→ **MATERIALS PROVIDED**

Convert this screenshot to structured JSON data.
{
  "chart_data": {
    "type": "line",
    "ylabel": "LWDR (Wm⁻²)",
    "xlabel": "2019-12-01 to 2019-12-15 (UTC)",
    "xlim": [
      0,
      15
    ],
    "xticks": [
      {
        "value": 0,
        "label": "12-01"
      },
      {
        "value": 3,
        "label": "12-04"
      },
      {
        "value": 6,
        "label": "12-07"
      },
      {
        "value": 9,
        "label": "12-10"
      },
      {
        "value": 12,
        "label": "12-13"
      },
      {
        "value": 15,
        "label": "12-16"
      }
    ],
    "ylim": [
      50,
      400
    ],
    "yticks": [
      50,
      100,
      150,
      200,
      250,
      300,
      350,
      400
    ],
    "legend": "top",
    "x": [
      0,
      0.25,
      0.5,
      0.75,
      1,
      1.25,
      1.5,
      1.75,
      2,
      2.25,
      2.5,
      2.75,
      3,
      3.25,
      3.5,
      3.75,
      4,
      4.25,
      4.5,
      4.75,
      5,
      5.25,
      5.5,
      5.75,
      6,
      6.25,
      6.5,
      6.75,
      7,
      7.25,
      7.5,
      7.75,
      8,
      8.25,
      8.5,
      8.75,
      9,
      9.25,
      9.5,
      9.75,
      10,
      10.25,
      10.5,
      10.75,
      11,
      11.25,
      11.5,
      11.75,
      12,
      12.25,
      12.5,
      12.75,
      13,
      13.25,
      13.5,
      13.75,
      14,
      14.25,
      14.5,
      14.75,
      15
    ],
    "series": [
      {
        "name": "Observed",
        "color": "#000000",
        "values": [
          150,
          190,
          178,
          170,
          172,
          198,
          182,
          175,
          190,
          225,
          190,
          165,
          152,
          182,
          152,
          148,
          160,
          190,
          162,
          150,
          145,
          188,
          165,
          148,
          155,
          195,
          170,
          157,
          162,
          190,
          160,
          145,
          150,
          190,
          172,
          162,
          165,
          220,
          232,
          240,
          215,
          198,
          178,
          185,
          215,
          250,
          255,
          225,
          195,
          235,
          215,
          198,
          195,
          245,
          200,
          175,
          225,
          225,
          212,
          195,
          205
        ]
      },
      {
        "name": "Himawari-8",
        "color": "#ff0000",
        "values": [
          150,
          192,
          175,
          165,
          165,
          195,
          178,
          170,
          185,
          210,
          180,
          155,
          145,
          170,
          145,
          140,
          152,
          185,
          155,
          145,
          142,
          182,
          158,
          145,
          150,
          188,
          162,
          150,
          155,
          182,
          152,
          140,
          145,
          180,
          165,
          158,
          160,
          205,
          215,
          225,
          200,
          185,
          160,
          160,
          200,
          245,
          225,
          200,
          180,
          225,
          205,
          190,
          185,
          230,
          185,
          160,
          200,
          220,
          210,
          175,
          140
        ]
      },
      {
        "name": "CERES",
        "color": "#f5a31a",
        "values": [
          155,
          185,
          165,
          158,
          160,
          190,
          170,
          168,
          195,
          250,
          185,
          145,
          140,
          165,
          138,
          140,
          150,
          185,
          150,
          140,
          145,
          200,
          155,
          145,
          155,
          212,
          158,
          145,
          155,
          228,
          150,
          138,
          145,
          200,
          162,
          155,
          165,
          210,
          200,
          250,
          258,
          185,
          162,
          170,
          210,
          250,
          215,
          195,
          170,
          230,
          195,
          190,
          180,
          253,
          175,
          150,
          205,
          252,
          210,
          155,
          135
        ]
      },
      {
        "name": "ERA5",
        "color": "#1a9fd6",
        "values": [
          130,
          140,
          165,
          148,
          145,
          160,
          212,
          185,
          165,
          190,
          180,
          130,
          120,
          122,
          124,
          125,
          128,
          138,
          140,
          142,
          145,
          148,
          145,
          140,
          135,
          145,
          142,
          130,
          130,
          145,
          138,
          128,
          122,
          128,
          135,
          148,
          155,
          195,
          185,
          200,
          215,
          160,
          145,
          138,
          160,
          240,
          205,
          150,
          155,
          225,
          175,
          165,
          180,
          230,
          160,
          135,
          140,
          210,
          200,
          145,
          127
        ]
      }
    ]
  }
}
...
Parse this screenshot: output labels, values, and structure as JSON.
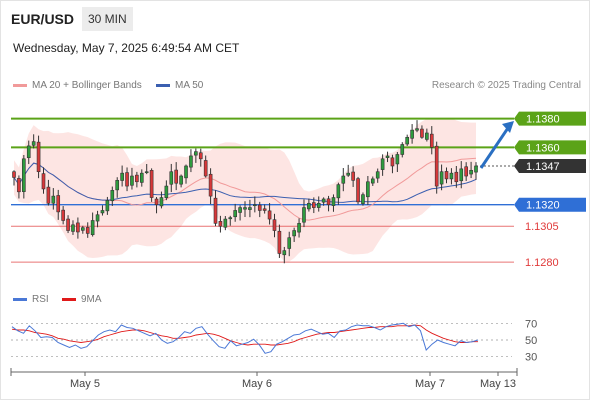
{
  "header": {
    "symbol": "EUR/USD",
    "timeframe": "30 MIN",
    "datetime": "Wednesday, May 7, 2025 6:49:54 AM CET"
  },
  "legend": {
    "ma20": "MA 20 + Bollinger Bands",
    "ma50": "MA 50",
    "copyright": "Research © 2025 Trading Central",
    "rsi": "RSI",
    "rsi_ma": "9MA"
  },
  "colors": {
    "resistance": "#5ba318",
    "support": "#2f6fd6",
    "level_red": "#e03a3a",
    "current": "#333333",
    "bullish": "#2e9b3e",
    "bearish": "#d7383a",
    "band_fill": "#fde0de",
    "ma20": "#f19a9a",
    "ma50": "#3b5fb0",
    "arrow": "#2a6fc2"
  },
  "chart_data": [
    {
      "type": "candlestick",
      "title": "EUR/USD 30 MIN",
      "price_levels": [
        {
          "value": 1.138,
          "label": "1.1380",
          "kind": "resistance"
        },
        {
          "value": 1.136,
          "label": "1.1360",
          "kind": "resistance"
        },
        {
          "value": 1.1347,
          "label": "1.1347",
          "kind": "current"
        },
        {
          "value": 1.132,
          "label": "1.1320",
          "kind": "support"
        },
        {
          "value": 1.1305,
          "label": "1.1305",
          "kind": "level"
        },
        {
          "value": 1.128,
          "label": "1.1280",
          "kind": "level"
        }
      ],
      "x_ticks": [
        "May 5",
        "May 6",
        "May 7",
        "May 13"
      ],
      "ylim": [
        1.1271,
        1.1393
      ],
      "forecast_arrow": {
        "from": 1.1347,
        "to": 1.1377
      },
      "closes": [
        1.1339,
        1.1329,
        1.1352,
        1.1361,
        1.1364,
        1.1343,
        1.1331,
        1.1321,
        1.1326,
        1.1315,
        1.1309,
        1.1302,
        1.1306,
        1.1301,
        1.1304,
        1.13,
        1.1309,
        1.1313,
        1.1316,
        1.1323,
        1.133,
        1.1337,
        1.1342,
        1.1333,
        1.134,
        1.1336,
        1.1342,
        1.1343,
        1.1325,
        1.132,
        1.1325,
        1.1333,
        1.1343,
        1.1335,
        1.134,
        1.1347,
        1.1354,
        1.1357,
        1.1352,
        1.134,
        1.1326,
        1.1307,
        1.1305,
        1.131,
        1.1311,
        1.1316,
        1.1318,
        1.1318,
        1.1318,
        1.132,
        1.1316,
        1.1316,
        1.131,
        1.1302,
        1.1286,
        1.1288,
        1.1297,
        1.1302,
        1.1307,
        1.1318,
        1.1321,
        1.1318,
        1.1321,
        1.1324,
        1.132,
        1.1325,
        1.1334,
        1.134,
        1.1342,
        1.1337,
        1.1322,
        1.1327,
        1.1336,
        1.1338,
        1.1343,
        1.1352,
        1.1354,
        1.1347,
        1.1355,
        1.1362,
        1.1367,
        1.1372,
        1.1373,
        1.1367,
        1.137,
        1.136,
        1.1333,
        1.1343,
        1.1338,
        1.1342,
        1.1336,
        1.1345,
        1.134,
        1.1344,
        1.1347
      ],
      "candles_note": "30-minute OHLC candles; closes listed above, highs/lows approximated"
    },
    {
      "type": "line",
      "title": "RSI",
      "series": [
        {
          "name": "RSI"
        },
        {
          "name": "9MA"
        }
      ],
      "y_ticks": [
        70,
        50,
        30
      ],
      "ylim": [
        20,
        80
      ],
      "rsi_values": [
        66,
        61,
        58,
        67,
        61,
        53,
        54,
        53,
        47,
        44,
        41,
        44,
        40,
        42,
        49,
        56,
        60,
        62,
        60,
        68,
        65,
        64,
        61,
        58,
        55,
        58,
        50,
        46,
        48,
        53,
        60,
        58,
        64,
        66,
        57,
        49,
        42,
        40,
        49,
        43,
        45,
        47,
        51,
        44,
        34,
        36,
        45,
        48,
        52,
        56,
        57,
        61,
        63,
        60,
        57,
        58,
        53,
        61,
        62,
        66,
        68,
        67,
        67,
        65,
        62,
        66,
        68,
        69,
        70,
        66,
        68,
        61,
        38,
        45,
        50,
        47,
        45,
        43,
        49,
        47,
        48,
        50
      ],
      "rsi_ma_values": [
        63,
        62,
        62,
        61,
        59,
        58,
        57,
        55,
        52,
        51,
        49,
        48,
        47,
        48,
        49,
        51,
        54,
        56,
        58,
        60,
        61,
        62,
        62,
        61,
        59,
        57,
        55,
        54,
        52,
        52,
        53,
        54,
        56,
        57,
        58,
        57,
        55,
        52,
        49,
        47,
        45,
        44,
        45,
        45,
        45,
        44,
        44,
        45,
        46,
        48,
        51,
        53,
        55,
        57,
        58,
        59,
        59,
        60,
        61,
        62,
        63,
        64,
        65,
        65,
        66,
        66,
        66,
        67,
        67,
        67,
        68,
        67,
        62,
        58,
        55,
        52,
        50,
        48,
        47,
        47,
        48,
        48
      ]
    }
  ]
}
--
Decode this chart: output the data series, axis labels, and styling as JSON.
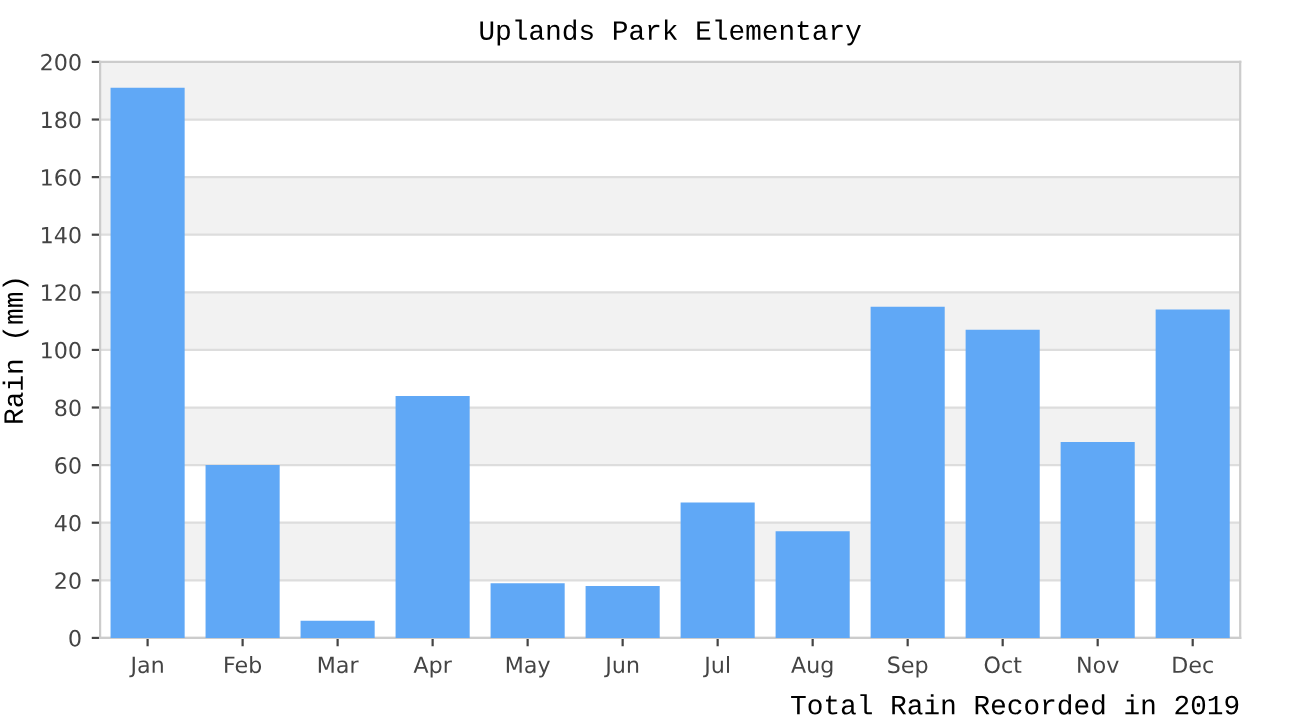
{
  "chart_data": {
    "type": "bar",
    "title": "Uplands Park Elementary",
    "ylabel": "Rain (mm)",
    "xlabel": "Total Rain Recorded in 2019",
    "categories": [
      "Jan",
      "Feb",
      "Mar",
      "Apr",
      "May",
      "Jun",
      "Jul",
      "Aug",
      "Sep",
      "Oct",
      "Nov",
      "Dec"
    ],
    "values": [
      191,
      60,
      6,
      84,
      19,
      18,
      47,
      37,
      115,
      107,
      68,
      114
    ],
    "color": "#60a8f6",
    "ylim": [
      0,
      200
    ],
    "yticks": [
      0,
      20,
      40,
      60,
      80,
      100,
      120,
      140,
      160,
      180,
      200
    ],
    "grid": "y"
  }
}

→ **GOAL**
Select every line in the records above that contains the word "name".

→ **FULL ANSWER**
        "name": "Observed",
        "name": "Himawari-8",
        "name": "CERES",
        "name": "ERA5",
          "name": "RSI"
          "name": "9MA"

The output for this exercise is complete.